§ **EXERCISE TASK**
What is the number of lines in these entries that contain "first"? State it alone.

-------- RECORDS FOR THE TASK

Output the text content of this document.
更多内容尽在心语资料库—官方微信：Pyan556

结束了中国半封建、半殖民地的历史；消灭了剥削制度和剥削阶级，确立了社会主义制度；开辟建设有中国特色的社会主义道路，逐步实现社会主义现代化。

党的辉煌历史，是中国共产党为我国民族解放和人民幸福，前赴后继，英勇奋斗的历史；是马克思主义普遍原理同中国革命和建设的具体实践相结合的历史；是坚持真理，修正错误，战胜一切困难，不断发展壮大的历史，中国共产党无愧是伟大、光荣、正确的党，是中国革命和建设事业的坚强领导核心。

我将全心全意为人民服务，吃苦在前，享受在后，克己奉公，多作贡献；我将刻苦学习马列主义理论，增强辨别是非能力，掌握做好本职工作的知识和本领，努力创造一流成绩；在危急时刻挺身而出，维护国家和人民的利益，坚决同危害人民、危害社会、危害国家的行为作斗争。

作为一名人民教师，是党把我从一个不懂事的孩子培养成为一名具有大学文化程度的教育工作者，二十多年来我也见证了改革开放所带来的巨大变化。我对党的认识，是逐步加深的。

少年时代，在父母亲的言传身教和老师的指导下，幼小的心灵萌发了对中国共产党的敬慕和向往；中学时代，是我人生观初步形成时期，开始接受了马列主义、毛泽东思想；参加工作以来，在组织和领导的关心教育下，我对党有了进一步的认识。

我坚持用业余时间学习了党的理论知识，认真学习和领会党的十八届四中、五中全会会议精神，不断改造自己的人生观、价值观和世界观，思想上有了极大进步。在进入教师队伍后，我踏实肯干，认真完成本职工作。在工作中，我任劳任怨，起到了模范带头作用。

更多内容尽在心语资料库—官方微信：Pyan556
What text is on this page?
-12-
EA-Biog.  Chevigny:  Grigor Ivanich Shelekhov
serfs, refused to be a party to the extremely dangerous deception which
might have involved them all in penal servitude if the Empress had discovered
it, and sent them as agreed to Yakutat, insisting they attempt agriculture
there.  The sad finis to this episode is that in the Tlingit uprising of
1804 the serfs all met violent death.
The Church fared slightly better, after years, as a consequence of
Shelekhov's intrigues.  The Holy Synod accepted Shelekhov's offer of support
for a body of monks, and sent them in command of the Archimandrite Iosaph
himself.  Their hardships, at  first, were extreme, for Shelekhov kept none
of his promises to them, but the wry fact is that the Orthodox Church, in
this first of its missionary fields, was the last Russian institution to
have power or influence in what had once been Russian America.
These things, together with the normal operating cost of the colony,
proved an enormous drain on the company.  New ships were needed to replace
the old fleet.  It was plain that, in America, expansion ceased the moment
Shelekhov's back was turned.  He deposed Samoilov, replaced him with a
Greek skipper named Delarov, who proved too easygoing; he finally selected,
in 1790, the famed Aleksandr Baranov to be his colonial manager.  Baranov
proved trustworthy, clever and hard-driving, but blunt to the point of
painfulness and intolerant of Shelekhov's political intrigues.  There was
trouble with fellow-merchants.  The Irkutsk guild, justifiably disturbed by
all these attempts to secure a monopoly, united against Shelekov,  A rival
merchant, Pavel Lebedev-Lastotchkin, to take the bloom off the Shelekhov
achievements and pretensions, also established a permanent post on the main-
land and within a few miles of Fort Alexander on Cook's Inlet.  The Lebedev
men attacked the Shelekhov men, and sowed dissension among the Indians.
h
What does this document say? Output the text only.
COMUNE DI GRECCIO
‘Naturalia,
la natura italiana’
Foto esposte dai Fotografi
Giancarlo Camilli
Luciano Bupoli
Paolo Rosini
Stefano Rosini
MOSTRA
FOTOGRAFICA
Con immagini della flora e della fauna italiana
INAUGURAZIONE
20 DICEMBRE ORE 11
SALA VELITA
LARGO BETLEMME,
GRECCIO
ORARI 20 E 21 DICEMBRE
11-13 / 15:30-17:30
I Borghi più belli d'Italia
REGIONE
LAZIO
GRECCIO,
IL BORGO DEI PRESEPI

----------------

§ **RESPONSE TO THE EXERCISE**
2